### Data entries:
==================================================

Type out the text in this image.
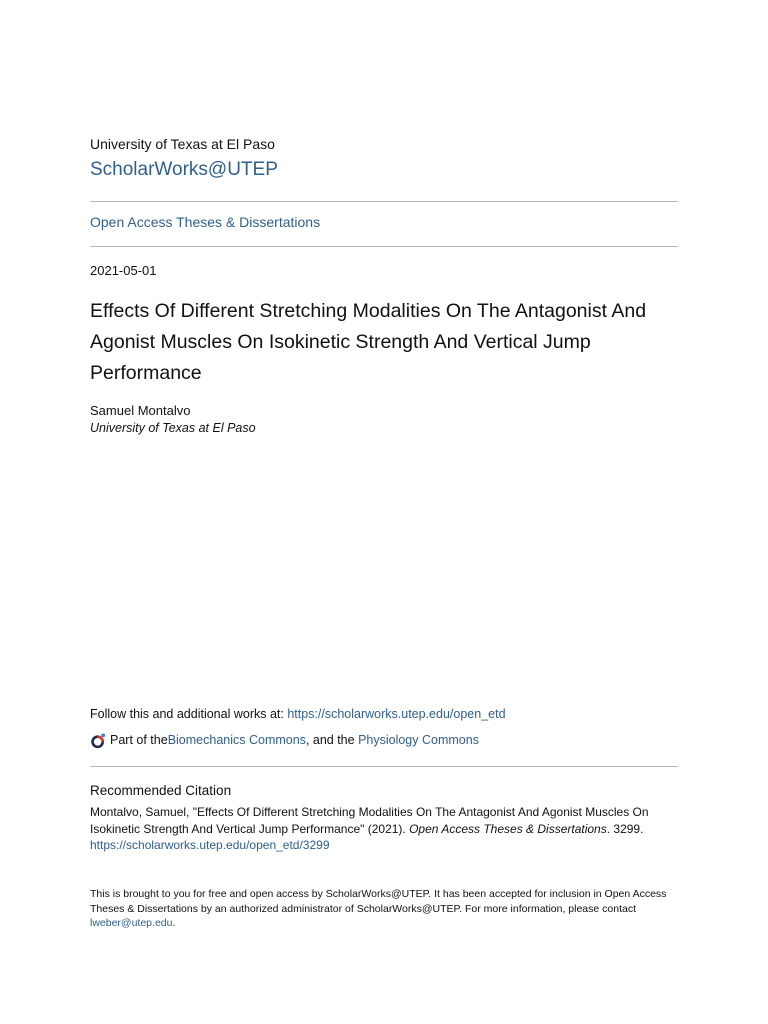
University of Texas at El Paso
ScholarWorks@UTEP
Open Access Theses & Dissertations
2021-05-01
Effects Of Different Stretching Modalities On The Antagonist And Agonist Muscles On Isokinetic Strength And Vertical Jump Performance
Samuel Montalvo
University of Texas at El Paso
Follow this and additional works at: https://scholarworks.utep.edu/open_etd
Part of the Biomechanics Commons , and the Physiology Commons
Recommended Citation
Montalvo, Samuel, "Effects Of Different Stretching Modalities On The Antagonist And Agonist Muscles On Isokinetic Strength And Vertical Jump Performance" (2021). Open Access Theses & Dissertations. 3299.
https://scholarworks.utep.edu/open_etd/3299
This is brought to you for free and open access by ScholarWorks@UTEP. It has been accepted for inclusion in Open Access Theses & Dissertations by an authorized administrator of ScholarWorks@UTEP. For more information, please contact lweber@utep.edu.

==================================================

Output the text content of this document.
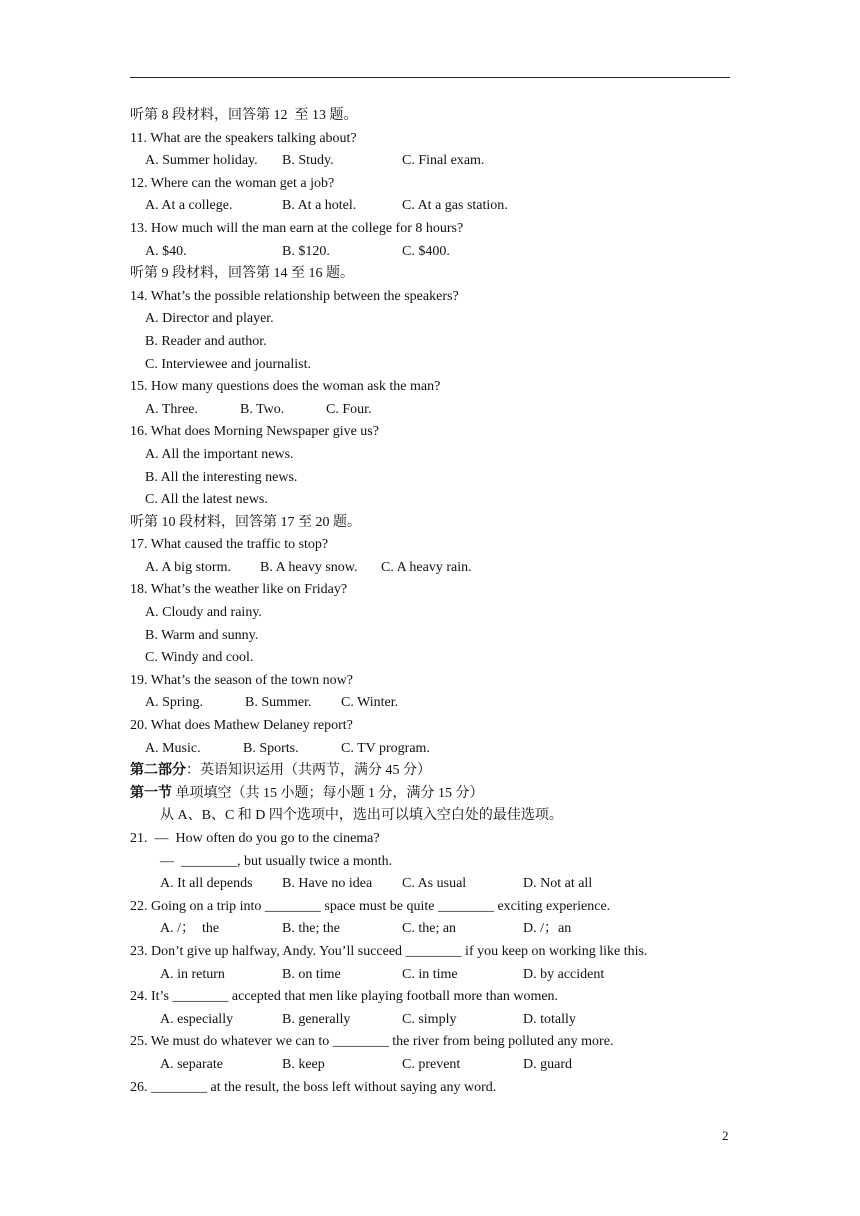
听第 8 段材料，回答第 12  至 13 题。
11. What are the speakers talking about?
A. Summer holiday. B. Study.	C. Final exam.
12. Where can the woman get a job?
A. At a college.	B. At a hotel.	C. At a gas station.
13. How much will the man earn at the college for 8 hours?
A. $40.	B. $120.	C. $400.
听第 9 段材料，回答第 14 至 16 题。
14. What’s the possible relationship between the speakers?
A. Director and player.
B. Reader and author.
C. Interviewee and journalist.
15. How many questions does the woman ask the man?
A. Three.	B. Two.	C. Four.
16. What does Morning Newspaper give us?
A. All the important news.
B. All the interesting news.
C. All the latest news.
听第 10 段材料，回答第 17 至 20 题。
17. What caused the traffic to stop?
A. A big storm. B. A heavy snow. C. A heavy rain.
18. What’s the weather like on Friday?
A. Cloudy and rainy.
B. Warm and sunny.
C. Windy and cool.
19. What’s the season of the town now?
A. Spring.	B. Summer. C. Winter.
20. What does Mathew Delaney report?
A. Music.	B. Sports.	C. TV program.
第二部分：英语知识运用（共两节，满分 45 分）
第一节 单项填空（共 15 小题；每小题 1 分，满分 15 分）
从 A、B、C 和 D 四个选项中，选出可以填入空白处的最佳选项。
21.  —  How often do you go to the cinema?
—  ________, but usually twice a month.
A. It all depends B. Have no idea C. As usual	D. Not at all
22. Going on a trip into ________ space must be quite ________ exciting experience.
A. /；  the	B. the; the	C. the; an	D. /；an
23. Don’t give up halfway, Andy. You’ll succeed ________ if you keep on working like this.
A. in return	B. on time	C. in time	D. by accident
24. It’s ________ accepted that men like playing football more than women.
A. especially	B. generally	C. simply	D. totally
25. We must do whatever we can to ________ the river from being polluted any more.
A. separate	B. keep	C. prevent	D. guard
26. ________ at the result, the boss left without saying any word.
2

==================================================

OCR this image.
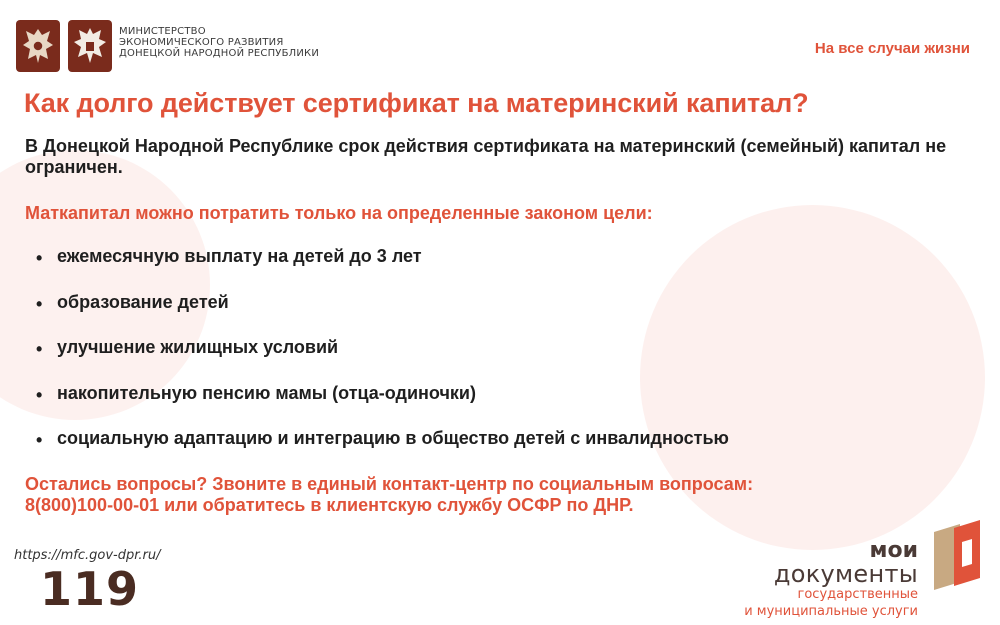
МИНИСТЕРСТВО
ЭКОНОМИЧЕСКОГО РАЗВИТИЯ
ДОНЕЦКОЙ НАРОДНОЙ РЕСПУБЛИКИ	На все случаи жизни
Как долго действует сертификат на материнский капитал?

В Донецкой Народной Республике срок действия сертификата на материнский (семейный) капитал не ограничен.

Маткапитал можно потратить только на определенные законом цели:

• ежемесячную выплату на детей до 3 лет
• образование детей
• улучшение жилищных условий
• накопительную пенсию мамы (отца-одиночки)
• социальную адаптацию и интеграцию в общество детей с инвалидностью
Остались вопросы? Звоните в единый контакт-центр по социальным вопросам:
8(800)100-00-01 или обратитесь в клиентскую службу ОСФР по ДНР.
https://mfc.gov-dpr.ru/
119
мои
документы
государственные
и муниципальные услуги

==================================================

### Goal:
In the listing above, find each line with the word "text" and copy it.

### Written answer:
Type out the text in this image.
Output the text content of this document.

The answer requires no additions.